PROBLEM STATEMENT:
Reproduce the data exactly.

WORKING DATA:
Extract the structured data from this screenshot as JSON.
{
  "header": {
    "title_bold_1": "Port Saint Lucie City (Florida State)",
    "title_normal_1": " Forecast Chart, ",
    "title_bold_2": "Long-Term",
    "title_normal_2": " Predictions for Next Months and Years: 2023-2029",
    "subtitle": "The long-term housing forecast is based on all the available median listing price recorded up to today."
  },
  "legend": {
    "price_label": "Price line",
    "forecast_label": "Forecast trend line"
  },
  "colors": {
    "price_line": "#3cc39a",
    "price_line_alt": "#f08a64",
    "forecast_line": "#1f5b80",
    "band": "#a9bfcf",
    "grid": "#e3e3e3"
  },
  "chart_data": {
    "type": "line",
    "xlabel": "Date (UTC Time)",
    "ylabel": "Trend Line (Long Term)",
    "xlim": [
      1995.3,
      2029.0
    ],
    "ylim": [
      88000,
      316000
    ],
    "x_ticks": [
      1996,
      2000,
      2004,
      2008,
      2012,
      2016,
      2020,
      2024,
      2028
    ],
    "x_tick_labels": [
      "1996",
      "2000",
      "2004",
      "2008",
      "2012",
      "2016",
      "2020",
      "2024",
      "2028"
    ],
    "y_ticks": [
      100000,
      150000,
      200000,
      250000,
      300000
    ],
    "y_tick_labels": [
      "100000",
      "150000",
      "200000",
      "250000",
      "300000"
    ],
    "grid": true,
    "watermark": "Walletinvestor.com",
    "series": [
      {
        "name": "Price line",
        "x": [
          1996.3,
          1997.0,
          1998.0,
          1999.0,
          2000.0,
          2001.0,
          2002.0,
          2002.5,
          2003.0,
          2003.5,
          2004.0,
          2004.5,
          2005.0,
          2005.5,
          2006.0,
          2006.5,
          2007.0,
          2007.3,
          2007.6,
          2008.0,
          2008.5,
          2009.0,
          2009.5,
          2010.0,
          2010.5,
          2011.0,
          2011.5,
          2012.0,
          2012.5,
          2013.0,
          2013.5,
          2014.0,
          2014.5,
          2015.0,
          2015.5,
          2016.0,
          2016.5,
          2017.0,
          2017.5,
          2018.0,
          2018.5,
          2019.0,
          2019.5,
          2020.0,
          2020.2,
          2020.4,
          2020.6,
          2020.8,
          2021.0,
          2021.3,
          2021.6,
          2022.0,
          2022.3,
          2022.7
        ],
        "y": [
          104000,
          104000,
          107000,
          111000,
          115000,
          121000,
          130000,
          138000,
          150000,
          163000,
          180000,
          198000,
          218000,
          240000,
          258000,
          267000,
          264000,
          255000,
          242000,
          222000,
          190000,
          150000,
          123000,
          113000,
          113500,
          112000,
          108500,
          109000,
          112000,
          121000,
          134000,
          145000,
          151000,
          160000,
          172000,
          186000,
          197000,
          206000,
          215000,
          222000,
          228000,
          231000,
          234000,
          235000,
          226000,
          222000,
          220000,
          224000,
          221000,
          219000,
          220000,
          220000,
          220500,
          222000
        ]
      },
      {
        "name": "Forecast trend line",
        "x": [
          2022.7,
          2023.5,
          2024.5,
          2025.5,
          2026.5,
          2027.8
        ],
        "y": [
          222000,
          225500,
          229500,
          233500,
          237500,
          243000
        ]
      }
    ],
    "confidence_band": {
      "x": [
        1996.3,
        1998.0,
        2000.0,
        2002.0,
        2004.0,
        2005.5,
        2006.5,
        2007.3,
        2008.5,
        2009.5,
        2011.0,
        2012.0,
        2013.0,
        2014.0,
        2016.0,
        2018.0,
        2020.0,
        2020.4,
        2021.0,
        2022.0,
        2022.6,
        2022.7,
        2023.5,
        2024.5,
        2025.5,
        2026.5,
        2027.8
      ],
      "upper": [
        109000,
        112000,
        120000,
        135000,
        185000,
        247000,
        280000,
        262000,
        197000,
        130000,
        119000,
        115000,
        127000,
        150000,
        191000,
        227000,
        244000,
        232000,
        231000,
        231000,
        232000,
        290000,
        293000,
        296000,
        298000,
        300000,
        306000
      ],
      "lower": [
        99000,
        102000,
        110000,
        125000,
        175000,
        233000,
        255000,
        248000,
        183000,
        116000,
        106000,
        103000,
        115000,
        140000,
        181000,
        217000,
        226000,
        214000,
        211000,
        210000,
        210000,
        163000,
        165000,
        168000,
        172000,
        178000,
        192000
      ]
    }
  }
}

WRITTEN RESPONSE:
Extract the structured data from this screenshot as JSON.
{
  "header": {
    "title_bold_1": "Port Saint Lucie City (Florida State)",
    "title_normal_1": " Forecast Chart, ",
    "title_bold_2": "Long-Term",
    "title_normal_2": " Predictions for Next Months and Years: 2023-2029",
    "subtitle": "The long-term housing forecast is based on all the available median listing price recorded up to today."
  },
  "legend": {
    "price_label": "Price line",
    "forecast_label": "Forecast trend line"
  },
  "colors": {
    "price_line": "#3cc39a",
    "price_line_alt": "#f08a64",
    "forecast_line": "#1f5b80",
    "band": "#a9bfcf",
    "grid": "#e3e3e3"
  },
  "chart_data": {
    "type": "line",
    "xlabel": "Date (UTC Time)",
    "ylabel": "Trend Line (Long Term)",
    "xlim": [
      1995.3,
      2029.0
    ],
    "ylim": [
      88000,
      316000
    ],
    "x_ticks": [
      1996,
      2000,
      2004,
      2008,
      2012,
      2016,
      2020,
      2024,
      2028
    ],
    "x_tick_labels": [
      "1996",
      "2000",
      "2004",
      "2008",
      "2012",
      "2016",
      "2020",
      "2024",
      "2028"
    ],
    "y_ticks": [
      100000,
      150000,
      200000,
      250000,
      300000
    ],
    "y_tick_labels": [
      "100000",
      "150000",
      "200000",
      "250000",
      "300000"
    ],
    "grid": true,
    "watermark": "Walletinvestor.com",
    "series": [
      {
        "name": "Price line",
        "x": [
          1996.3,
          1997.0,
          1998.0,
          1999.0,
          2000.0,
          2001.0,
          2002.0,
          2002.5,
          2003.0,
          2003.5,
          2004.0,
          2004.5,
          2005.0,
          2005.5,
          2006.0,
          2006.5,
          2007.0,
          2007.3,
          2007.6,
          2008.0,
          2008.5,
          2009.0,
          2009.5,
          2010.0,
          2010.5,
          2011.0,
          2011.5,
          2012.0,
          2012.5,
          2013.0,
          2013.5,
          2014.0,
          2014.5,
          2015.0,
          2015.5,
          2016.0,
          2016.5,
          2017.0,
          2017.5,
          2018.0,
          2018.5,
          2019.0,
          2019.5,
          2020.0,
          2020.2,
          2020.4,
          2020.6,
          2020.8,
          2021.0,
          2021.3,
          2021.6,
          2022.0,
          2022.3,
          2022.7
        ],
        "y": [
          104000,
          104000,
          107000,
          111000,
          115000,
          121000,
          130000,
          138000,
          150000,
          163000,
          180000,
          198000,
          218000,
          240000,
          258000,
          267000,
          264000,
          255000,
          242000,
          222000,
          190000,
          150000,
          123000,
          113000,
          113500,
          112000,
          108500,
          109000,
          112000,
          121000,
          134000,
          145000,
          151000,
          160000,
          172000,
          186000,
          197000,
          206000,
          215000,
          222000,
          228000,
          231000,
          234000,
          235000,
          226000,
          222000,
          220000,
          224000,
          221000,
          219000,
          220000,
          220000,
          220500,
          222000
        ]
      },
      {
        "name": "Forecast trend line",
        "x": [
          2022.7,
          2023.5,
          2024.5,
          2025.5,
          2026.5,
          2027.8
        ],
        "y": [
          222000,
          225500,
          229500,
          233500,
          237500,
          243000
        ]
      }
    ],
    "confidence_band": {
      "x": [
        1996.3,
        1998.0,
        2000.0,
        2002.0,
        2004.0,
        2005.5,
        2006.5,
        2007.3,
        2008.5,
        2009.5,
        2011.0,
        2012.0,
        2013.0,
        2014.0,
        2016.0,
        2018.0,
        2020.0,
        2020.4,
        2021.0,
        2022.0,
        2022.6,
        2022.7,
        2023.5,
        2024.5,
        2025.5,
        2026.5,
        2027.8
      ],
      "upper": [
        109000,
        112000,
        120000,
        135000,
        185000,
        247000,
        280000,
        262000,
        197000,
        130000,
        119000,
        115000,
        127000,
        150000,
        191000,
        227000,
        244000,
        232000,
        231000,
        231000,
        232000,
        290000,
        293000,
        296000,
        298000,
        300000,
        306000
      ],
      "lower": [
        99000,
        102000,
        110000,
        125000,
        175000,
        233000,
        255000,
        248000,
        183000,
        116000,
        106000,
        103000,
        115000,
        140000,
        181000,
        217000,
        226000,
        214000,
        211000,
        210000,
        210000,
        163000,
        165000,
        168000,
        172000,
        178000,
        192000
      ]
    }
  }
}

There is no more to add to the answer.